EXTRACTED MATERIAL section start
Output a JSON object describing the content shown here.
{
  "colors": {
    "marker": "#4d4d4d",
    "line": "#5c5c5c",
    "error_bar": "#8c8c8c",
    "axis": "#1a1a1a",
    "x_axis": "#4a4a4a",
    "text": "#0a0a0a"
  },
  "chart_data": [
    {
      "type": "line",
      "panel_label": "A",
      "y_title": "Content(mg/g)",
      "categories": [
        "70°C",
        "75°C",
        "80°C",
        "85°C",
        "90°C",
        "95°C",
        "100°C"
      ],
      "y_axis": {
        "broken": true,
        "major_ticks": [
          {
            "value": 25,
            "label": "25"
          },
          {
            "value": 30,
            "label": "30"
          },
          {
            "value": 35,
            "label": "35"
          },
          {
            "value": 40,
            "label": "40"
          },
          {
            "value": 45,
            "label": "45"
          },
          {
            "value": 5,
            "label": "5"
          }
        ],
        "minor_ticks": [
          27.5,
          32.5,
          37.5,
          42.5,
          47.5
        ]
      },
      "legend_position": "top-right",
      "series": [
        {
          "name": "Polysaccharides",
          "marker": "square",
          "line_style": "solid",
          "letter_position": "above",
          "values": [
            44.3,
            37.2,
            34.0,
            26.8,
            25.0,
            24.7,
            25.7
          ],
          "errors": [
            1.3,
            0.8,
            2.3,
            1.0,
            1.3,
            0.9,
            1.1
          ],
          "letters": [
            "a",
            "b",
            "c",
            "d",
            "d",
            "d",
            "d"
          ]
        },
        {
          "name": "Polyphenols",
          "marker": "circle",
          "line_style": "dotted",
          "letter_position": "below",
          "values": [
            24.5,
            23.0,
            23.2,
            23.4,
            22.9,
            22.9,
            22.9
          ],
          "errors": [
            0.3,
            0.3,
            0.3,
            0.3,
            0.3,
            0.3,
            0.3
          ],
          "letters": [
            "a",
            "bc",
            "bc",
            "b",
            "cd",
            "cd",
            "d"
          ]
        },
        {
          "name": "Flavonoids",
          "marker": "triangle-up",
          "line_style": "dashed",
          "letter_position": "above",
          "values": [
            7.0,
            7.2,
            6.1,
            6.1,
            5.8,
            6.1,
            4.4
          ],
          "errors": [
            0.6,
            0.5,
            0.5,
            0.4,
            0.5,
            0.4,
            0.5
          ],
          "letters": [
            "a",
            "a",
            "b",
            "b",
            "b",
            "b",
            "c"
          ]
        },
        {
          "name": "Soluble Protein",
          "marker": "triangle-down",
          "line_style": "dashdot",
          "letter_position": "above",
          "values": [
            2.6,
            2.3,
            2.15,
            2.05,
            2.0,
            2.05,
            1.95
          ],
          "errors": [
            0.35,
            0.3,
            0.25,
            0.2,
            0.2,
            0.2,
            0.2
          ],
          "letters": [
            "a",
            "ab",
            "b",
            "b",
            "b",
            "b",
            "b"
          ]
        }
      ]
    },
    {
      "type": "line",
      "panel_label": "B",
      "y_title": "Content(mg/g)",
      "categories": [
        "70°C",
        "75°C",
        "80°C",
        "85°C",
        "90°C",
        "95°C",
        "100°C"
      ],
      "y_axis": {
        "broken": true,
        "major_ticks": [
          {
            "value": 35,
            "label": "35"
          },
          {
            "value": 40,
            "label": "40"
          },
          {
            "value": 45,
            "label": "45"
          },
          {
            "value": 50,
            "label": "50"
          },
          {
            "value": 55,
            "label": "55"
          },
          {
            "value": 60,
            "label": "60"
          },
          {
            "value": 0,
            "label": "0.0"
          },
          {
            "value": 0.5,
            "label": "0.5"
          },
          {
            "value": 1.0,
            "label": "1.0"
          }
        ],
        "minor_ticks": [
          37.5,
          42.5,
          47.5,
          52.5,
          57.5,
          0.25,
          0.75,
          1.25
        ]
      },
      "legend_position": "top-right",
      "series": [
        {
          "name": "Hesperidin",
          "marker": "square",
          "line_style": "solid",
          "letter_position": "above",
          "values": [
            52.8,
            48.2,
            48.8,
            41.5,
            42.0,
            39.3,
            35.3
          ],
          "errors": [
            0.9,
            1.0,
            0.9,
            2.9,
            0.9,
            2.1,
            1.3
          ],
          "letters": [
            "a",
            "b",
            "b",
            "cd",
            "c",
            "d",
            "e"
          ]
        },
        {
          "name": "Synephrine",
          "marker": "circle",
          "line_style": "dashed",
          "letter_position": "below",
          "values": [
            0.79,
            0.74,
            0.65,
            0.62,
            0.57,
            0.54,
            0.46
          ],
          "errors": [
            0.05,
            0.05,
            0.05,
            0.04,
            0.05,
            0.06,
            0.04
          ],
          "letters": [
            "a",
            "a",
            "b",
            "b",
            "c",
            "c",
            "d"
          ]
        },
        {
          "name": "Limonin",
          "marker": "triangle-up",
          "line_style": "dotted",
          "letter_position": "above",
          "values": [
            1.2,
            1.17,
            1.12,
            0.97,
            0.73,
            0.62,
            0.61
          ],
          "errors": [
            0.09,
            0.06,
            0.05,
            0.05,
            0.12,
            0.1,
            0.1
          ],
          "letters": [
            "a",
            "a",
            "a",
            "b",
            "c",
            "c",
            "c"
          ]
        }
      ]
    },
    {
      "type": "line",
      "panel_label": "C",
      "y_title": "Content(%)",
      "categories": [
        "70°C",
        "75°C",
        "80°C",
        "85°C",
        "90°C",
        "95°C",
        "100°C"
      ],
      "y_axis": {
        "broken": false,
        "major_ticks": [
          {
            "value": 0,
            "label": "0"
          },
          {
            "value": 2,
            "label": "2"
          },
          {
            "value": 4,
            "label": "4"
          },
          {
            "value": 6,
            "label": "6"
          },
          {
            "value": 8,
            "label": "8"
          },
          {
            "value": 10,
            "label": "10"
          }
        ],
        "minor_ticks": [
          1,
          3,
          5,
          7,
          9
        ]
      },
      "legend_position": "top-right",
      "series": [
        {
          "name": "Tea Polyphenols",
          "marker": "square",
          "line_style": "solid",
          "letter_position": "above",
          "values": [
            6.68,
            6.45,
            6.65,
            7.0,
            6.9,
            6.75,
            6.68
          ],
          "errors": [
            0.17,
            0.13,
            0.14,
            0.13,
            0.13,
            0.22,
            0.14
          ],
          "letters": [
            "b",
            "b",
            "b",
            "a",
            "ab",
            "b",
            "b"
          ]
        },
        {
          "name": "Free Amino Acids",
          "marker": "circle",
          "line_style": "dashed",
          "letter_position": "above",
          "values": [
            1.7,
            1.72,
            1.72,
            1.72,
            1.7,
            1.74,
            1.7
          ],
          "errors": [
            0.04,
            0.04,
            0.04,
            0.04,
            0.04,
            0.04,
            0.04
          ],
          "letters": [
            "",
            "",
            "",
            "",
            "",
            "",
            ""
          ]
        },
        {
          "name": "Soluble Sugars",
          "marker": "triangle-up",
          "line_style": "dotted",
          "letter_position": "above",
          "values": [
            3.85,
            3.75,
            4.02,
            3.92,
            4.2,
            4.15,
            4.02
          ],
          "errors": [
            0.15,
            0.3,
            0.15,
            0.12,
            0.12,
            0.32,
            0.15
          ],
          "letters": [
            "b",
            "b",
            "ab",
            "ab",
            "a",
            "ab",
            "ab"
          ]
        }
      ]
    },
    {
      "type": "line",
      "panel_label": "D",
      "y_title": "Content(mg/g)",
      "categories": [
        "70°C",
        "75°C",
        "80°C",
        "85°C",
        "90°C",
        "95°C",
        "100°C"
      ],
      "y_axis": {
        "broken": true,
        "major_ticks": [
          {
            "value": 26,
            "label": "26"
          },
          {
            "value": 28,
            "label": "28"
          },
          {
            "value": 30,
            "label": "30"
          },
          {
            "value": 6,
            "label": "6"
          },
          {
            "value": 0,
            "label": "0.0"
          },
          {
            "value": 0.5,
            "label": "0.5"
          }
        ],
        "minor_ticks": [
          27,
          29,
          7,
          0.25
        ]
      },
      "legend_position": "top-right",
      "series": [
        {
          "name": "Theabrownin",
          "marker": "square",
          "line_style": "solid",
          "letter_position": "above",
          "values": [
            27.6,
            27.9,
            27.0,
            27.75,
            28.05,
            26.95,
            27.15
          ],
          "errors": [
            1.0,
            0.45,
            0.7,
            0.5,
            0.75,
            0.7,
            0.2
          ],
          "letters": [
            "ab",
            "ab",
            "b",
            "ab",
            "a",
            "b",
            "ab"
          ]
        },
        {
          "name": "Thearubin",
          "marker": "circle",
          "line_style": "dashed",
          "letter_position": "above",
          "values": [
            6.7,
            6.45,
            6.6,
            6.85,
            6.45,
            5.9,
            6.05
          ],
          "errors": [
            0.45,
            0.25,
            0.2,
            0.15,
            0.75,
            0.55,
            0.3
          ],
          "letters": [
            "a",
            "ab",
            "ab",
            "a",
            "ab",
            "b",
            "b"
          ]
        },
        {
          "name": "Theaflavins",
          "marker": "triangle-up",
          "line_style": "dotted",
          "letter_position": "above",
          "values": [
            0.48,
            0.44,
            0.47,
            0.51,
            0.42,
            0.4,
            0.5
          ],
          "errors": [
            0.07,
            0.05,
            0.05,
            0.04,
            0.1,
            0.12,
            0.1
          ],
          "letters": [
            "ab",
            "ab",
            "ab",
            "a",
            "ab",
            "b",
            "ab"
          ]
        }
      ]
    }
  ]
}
EXTRACTED MATERIAL section end
*EXERCISE BRIEF*:
Which lines of the records above contain the word "Soluble"? Show each of them.

*OUTPUT FOR THIS EXERCISE*:
          "name": "Soluble Protein",
          "name": "Soluble Sugars",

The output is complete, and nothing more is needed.